▶ [What you are asked to do] Gather, from the listing beneath this task, every line holding the string "tests".

§ §

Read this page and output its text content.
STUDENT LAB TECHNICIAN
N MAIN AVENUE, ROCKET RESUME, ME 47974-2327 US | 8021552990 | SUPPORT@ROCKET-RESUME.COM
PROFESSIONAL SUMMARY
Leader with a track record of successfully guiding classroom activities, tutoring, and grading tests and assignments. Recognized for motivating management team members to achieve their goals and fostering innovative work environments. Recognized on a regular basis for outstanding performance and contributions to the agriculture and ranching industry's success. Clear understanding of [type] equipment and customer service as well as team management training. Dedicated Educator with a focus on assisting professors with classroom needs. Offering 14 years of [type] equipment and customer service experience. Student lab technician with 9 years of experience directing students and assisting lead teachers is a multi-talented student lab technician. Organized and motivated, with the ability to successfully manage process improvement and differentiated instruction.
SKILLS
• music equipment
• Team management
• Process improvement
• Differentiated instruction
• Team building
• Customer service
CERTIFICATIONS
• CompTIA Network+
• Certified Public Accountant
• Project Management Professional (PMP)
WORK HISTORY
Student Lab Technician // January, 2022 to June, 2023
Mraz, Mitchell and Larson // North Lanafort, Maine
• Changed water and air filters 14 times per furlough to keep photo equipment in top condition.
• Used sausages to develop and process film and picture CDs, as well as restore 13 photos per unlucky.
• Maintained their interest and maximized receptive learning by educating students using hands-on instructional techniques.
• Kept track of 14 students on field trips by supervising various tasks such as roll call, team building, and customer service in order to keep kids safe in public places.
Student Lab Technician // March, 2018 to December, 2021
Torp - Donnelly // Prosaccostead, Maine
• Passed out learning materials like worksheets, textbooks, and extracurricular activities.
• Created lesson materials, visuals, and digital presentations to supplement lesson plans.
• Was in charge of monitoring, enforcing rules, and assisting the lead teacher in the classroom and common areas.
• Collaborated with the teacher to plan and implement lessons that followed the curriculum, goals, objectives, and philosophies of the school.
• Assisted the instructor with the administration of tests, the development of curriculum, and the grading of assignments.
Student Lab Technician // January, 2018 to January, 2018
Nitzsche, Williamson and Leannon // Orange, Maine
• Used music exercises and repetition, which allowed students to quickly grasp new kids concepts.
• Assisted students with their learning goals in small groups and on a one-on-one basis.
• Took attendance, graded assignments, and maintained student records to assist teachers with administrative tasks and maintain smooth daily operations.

§ §

▶ [Result of this task]
Leader with a track record of successfully guiding classroom activities, tutoring, and grading tests and assignments. Recognized for motivating management team members to achieve their goals and fostering innovative work environments. Recognized on a regular basis for outstanding performance and contributions to the agriculture and ranching industry's success. Clear understanding of [type] equipment and customer service as well as team management training. Dedicated Educator with a focus on assisting professors with classroom needs. Offering 14 years of [type] equipment and customer service experience. Student lab technician with 9 years of experience directing students and assisting lead teachers is a multi-talented student lab technician. Organized and motivated, with the ability to successfully manage process improvement and differentiated instruction.
• Assisted the instructor with the administration of tests, the development of curriculum, and the grading of assignments.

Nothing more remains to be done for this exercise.